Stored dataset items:
◇ ◇ ◇

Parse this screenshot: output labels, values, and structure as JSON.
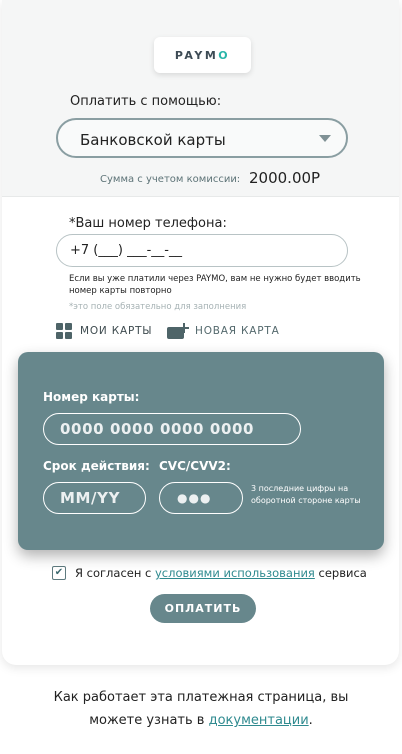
{
  "logo": {
    "brand": "PAYMO",
    "brand_main": "PAYM",
    "brand_accent": "O"
  },
  "payment": {
    "pay_with_label": "Оплатить с помощью:",
    "method_selected": "Банковской карты",
    "commission_label": "Сумма с учетом комиссии:",
    "amount": "2000.00Р"
  },
  "phone": {
    "label": "*Ваш номер телефона:",
    "value": "+7 (___) ___-__-__",
    "hint": "Если вы уже платили через PAYMO, вам не нужно будет вводить номер карты повторно",
    "required_note": "*это поле обязательно для заполнения"
  },
  "tabs": {
    "my_cards": "МОИ КАРТЫ",
    "new_card": "НОВАЯ КАРТА"
  },
  "card_form": {
    "card_number_label": "Номер карты:",
    "card_number_placeholder": "0000 0000 0000 0000",
    "expiry_label": "Срок действия:",
    "expiry_placeholder": "MM/YY",
    "cvc_label": "CVC/CVV2:",
    "cvc_placeholder": "●●●",
    "cvc_hint": "3 последние цифры на оборотной стороне карты"
  },
  "agreement": {
    "checked": true,
    "prefix": "Я согласен с ",
    "link": "условиями использования",
    "suffix": " сервиса"
  },
  "pay_button": "ОПЛАТИТЬ",
  "footer": {
    "text": "Как работает эта платежная страница, вы можете узнать в ",
    "link": "документации",
    "end": "."
  },
  "colors": {
    "panel": "#67878c",
    "accent_link": "#2f8a8f",
    "logo_accent": "#2bb5a9"
  },
  "icons": [
    "grid-icon",
    "add-card-icon",
    "chevron-down-icon",
    "checkmark-icon"
  ]
}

◇ ◇ ◇

Go through the material line by line. Show each line that contains the string "PAYMO".

    "brand": "PAYMO",
    "hint": "Если вы уже платили через PAYMO, вам не нужно будет вводить номер карты повторно",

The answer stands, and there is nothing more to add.